> _WORK TO COMPLETE_
Convert the records from the line with "Patent image size: (1020, 643)." to the line with "The end of arm 104 is at (296, 262)." into a two-column CSV with the headers input and output. Give one row per record, with its text and its answer each in a single quoted field and line breaks replaced by spaces.

[Start]

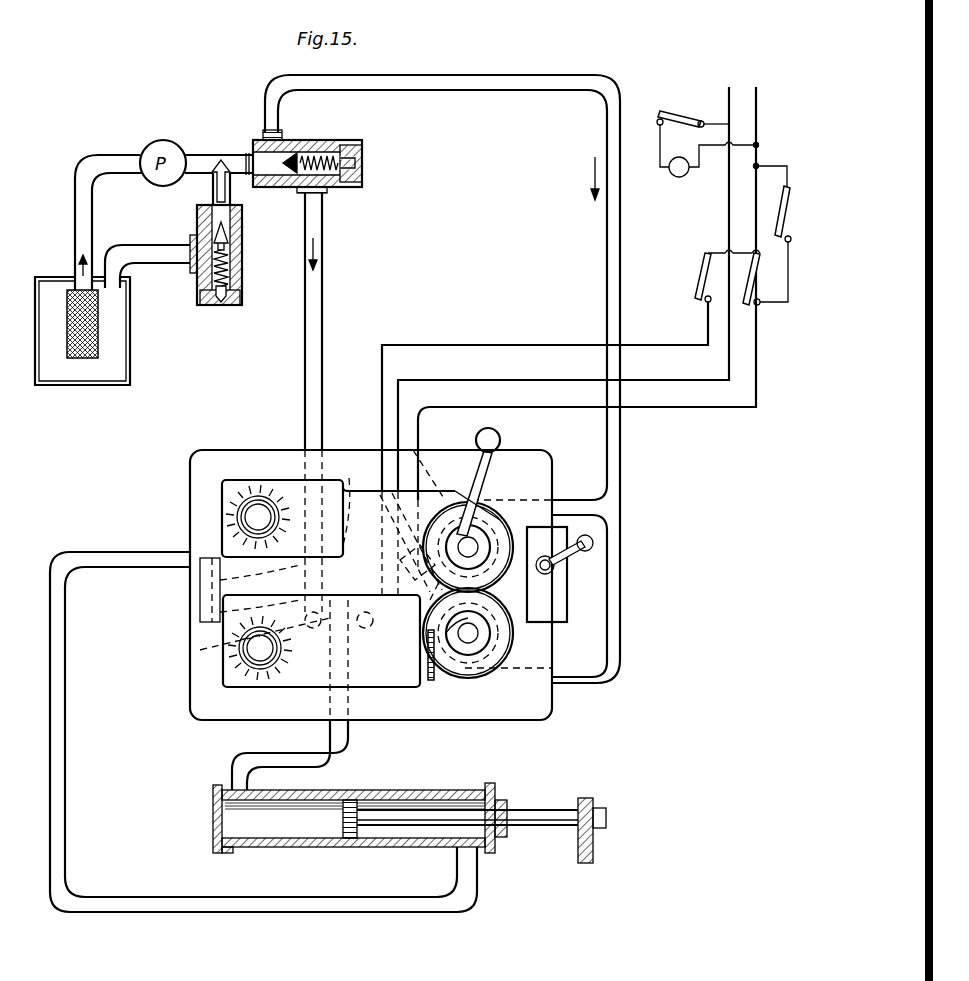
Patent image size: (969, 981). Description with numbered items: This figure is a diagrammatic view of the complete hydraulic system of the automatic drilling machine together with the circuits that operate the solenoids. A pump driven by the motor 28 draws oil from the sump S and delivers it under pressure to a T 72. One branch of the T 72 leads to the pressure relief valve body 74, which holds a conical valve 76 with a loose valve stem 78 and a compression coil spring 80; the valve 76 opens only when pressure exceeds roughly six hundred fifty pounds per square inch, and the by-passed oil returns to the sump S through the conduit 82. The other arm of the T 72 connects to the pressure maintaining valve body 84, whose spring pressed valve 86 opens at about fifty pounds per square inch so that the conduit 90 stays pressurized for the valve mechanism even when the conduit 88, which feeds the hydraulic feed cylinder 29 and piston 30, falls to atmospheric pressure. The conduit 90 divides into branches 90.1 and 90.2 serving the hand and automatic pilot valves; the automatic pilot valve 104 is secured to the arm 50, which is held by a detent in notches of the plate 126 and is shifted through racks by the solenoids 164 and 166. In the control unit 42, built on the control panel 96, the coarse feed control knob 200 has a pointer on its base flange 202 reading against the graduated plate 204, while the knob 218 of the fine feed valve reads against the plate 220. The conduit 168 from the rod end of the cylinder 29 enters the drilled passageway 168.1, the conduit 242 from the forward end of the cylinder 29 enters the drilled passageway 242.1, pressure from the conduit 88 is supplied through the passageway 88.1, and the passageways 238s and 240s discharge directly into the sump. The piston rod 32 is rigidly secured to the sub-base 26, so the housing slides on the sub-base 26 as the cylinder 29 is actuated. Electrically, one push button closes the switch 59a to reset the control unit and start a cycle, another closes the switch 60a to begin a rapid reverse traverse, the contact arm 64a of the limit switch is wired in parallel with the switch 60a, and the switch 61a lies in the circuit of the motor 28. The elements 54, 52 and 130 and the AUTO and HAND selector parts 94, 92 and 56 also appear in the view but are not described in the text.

The hydraulic reservoir or sump S is at (122, 356).
The T 72 is at (229, 157).
The conical valve 76 is at (243, 229).
The pressure relief valve body 74 is at (243, 246).
The loose valve stem 78 is at (230, 266).
The compression coil spring 80 is at (226, 275).
The conduit 82 is at (160, 264).
The pressure maintaining valve body 84 is at (292, 143).
The spring pressed valve 86 is at (307, 153).
The conduit 88 is at (322, 229).
The conduit 90 is at (606, 282).
The branch of conduit 90 90.1 is at (593, 492).
The branch of conduit 90 90.2 is at (577, 680).
The switch 61a is at (697, 104).
The motor 28 is at (679, 178).
The contact arm 64a is at (777, 223).
The switch 59a is at (702, 263).
The switch 60a is at (745, 288).
The control unit 42 is at (263, 446).
The control knob 200 is at (238, 507).
The base flange 202 is at (232, 517).
The plate 204 is at (232, 537).
The plate 220 is at (320, 680).
The control knob 218 is at (243, 658).
The drilled passageway 168.1 is at (222, 588).
The passageway 88.1 is at (228, 614).
The passageway 238s is at (232, 638).
The passageway 240s is at (368, 611).
The drilled passageway 242.1 is at (348, 476).
The solenoid 166 is at (402, 603).
The upper gear 54 is at (482, 481).
The solenoid 164 is at (440, 480).
The arm 50 is at (507, 658).
The pawl 52 is at (428, 669).
The control panel 96 is at (518, 577).
The automatic pilot valve 104 is at (515, 594).
The link 130 is at (497, 531).
The selector plate 94 is at (563, 604).
The selector knob 92 is at (549, 575).
The selector lever 56 is at (562, 561).
The plate 126 is at (508, 631).
The conduit 242 is at (346, 749).
The conduit 168 is at (331, 904).
The piston 30 is at (352, 805).
The hydraulic feed cylinder 29 is at (399, 790).
The piston rod 32 is at (535, 812).
The sub-base 26 is at (592, 800).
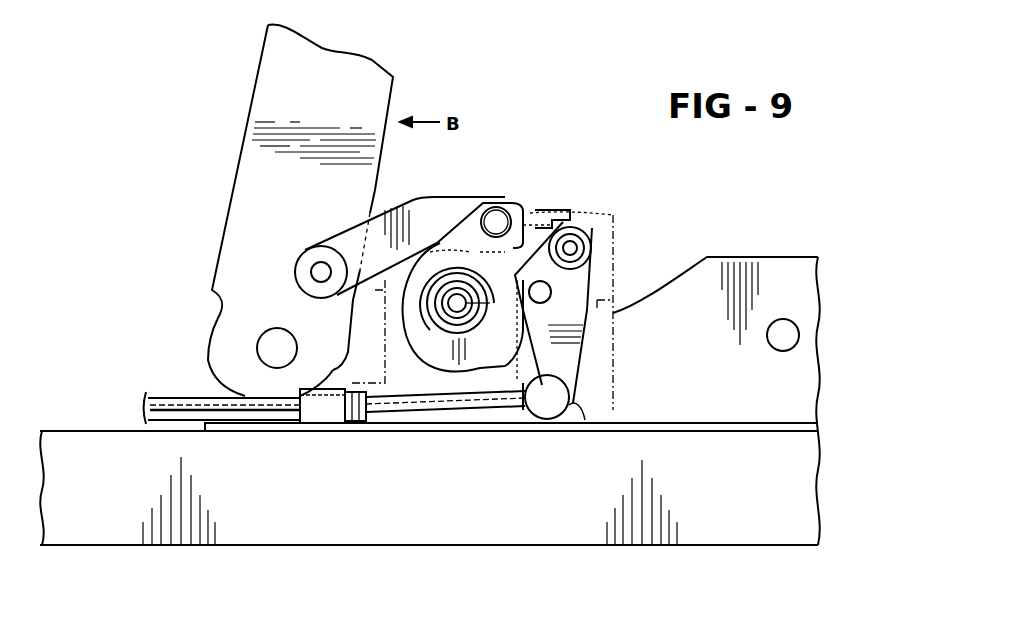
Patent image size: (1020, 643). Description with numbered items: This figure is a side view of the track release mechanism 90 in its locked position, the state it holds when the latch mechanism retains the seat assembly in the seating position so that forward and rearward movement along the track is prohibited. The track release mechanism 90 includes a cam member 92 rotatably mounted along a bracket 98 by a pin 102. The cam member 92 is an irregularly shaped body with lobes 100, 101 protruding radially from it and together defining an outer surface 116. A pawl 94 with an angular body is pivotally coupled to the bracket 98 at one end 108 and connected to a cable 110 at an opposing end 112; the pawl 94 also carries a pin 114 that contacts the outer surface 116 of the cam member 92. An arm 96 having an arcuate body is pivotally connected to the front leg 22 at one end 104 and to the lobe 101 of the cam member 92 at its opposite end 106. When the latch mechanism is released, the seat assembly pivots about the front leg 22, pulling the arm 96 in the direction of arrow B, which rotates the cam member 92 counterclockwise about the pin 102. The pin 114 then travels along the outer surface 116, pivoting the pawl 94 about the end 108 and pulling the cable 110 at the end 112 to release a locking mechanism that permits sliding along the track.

The front leg 22 is at (250, 203).
The track release mechanism 90 is at (506, 136).
The cam member 92 is at (456, 306).
The pawl 94 is at (590, 233).
The arm 96 is at (440, 200).
The bracket 98 is at (615, 403).
The lobe 100 is at (503, 372).
The lobe 101 is at (505, 215).
The pin 102 is at (420, 360).
The end of arm 104 is at (296, 262).
The opposite end of arm 106 is at (512, 195).
The end of pawl 108 is at (590, 222).
The cable 110 is at (487, 400).
The opposing end of pawl 112 is at (578, 400).
The pin 114 is at (552, 293).
The outer surface 116 is at (585, 345).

[End]

> _ANSWER TO THIS PROBLEM_
input,output
"Patent image size: (1020, 643). Description with numbered items: This figure is a side view of the track release mechanism 90 in its locked position, the state it holds when the latch mechanism retains the seat assembly in the seating position so that forward and rearward movement along the track is prohibited. The track release mechanism 90 includes a cam member 92 rotatably mounted along a bracket 98 by a pin 102. The cam member 92 is an irregularly shaped body with lobes 100, 101 protruding radially from it and together defining an outer surface 116. A pawl 94 with an angular body is pivotally coupled to the bracket 98 at one end 108 and connected to a cable 110 at an opposing end 112; the pawl 94 also carries a pin 114 that contacts the outer surface 116 of the cam member 92. An arm 96 having an arcuate body is pivotally connected to the front leg 22 at one end 104 and to the lobe 101 of the cam member 92 at its opposite end 106. When the latch mechanism is released, the seat assembly pivots about the front leg 22, pulling the arm 96 in the direction of arrow B, which rotates the cam member 92 counterclockwise about the pin 102. The pin 114 then travels along the outer surface 116, pivoting the pawl 94 about the end 108 and pulling the cable 110 at the end 112 to release a locking mechanism that permits sliding along the track.","The front leg 22 is at (250, 203). The track release mechanism 90 is at (506, 136). The cam member 92 is at (456, 306). The pawl 94 is at (590, 233). The arm 96 is at (440, 200). The bracket 98 is at (615, 403). The lobe 100 is at (503, 372). The lobe 101 is at (505, 215). The pin 102 is at (420, 360). The end of arm 104 is at (296, 262)."